# Given exercise:
Retype the material that follows, keeping every word as it is.

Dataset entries
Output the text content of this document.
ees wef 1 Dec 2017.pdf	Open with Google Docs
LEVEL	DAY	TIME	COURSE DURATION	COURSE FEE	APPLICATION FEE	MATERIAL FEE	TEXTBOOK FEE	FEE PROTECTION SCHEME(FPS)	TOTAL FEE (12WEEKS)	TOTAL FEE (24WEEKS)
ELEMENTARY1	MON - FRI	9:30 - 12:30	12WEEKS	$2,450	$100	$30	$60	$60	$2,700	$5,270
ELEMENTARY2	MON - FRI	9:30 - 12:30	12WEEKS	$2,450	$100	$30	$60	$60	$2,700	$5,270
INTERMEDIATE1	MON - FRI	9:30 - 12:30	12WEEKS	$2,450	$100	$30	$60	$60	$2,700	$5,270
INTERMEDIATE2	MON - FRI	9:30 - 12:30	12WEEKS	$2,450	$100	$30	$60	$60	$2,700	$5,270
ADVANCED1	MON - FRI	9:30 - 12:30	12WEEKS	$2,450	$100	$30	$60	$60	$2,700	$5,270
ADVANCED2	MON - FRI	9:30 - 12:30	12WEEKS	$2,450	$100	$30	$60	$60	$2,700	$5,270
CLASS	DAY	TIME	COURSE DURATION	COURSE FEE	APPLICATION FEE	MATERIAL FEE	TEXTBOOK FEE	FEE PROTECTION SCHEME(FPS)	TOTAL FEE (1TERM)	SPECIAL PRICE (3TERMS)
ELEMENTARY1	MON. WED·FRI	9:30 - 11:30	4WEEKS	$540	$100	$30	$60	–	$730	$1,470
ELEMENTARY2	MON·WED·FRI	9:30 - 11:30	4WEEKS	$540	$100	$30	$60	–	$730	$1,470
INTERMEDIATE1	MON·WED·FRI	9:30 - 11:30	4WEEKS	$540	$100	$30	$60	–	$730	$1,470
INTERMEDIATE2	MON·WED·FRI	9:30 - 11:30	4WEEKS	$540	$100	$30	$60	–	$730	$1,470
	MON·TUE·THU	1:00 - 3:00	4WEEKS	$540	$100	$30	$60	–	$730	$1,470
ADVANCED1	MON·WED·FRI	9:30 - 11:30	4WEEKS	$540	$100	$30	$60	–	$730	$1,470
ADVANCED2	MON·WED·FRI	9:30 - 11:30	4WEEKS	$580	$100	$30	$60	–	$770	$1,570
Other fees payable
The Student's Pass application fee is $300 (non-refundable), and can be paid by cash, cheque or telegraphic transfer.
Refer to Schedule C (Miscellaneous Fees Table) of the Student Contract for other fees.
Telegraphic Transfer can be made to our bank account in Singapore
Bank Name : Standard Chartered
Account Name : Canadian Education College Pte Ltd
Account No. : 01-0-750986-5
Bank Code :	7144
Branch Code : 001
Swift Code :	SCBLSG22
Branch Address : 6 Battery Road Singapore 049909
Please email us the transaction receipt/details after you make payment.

# Solved problem:
Output the text content of this document.
ees wef 1 Dec 2017.pdf	Open with Google Docs
LEVEL	DAY	TIME	COURSE DURATION	COURSE FEE	APPLICATION FEE	MATERIAL FEE	TEXTBOOK FEE	FEE PROTECTION SCHEME(FPS)	TOTAL FEE (12WEEKS)	TOTAL FEE (24WEEKS)
ELEMENTARY1	MON - FRI	9:30 - 12:30	12WEEKS	$2,450	$100	$30	$60	$60	$2,700	$5,270
ELEMENTARY2	MON - FRI	9:30 - 12:30	12WEEKS	$2,450	$100	$30	$60	$60	$2,700	$5,270
INTERMEDIATE1	MON - FRI	9:30 - 12:30	12WEEKS	$2,450	$100	$30	$60	$60	$2,700	$5,270
INTERMEDIATE2	MON - FRI	9:30 - 12:30	12WEEKS	$2,450	$100	$30	$60	$60	$2,700	$5,270
ADVANCED1	MON - FRI	9:30 - 12:30	12WEEKS	$2,450	$100	$30	$60	$60	$2,700	$5,270
ADVANCED2	MON - FRI	9:30 - 12:30	12WEEKS	$2,450	$100	$30	$60	$60	$2,700	$5,270
CLASS	DAY	TIME	COURSE DURATION	COURSE FEE	APPLICATION FEE	MATERIAL FEE	TEXTBOOK FEE	FEE PROTECTION SCHEME(FPS)	TOTAL FEE (1TERM)	SPECIAL PRICE (3TERMS)
ELEMENTARY1	MON. WED·FRI	9:30 - 11:30	4WEEKS	$540	$100	$30	$60	–	$730	$1,470
ELEMENTARY2	MON·WED·FRI	9:30 - 11:30	4WEEKS	$540	$100	$30	$60	–	$730	$1,470
INTERMEDIATE1	MON·WED·FRI	9:30 - 11:30	4WEEKS	$540	$100	$30	$60	–	$730	$1,470
INTERMEDIATE2	MON·WED·FRI	9:30 - 11:30	4WEEKS	$540	$100	$30	$60	–	$730	$1,470
	MON·TUE·THU	1:00 - 3:00	4WEEKS	$540	$100	$30	$60	–	$730	$1,470
ADVANCED1	MON·WED·FRI	9:30 - 11:30	4WEEKS	$540	$100	$30	$60	–	$730	$1,470
ADVANCED2	MON·WED·FRI	9:30 - 11:30	4WEEKS	$580	$100	$30	$60	–	$770	$1,570
Other fees payable
The Student's Pass application fee is $300 (non-refundable), and can be paid by cash, cheque or telegraphic transfer.
Refer to Schedule C (Miscellaneous Fees Table) of the Student Contract for other fees.
Telegraphic Transfer can be made to our bank account in Singapore
Bank Name : Standard Chartered
Account Name : Canadian Education College Pte Ltd
Account No. : 01-0-750986-5
Bank Code :	7144
Branch Code : 001
Swift Code :	SCBLSG22
Branch Address : 6 Battery Road Singapore 049909
Please email us the transaction receipt/details after you make payment.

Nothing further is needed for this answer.